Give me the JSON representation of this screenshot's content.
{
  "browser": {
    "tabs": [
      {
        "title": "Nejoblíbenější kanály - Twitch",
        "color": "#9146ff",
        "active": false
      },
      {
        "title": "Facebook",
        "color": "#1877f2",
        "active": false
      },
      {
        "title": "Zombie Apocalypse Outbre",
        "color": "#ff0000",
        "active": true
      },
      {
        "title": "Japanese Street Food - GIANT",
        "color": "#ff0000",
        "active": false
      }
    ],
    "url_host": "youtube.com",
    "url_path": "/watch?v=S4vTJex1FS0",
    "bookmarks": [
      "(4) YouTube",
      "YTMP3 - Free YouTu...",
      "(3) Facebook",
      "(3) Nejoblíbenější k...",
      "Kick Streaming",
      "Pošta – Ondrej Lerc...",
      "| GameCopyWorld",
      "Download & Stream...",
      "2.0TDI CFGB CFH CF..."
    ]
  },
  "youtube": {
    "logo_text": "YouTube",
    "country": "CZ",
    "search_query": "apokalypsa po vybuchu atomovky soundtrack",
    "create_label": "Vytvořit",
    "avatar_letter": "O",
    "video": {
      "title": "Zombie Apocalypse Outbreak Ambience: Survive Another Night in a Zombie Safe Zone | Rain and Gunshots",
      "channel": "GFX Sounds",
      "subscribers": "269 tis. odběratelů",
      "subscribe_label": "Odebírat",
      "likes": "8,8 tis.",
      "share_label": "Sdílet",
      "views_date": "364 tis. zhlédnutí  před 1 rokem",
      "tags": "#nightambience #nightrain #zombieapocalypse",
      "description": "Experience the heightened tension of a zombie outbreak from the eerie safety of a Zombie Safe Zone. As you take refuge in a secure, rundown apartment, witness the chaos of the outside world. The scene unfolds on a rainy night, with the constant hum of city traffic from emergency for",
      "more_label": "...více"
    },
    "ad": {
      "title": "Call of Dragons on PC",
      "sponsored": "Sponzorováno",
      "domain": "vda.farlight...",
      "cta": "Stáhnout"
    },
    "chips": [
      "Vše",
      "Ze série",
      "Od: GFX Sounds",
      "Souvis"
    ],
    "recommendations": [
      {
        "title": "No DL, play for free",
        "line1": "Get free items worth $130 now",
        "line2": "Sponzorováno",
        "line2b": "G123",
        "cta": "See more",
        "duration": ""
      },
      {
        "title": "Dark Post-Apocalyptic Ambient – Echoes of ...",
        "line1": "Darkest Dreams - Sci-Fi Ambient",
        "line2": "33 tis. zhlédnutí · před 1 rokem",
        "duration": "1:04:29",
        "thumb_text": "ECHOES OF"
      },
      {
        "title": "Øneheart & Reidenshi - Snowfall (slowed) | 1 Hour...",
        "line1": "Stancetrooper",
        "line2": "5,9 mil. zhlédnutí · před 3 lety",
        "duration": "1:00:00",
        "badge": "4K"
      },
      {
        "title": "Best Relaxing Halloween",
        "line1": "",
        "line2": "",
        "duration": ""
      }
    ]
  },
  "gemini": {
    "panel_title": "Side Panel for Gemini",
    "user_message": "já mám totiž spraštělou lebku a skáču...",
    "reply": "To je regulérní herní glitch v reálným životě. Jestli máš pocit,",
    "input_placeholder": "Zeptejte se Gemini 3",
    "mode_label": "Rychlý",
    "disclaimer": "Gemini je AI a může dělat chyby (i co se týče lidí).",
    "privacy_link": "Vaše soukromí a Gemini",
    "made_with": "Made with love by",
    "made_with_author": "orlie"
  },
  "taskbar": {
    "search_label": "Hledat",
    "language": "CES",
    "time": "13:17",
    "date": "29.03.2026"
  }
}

WHAT TO PRODUCE » Show every line from the entries above in which the word "Ambient" appears.

SOLUTION TO THE PROBLEM »
        "title": "Dark Post-Apocalyptic Ambient – Echoes of ...",
        "line1": "Darkest Dreams - Sci-Fi Ambient",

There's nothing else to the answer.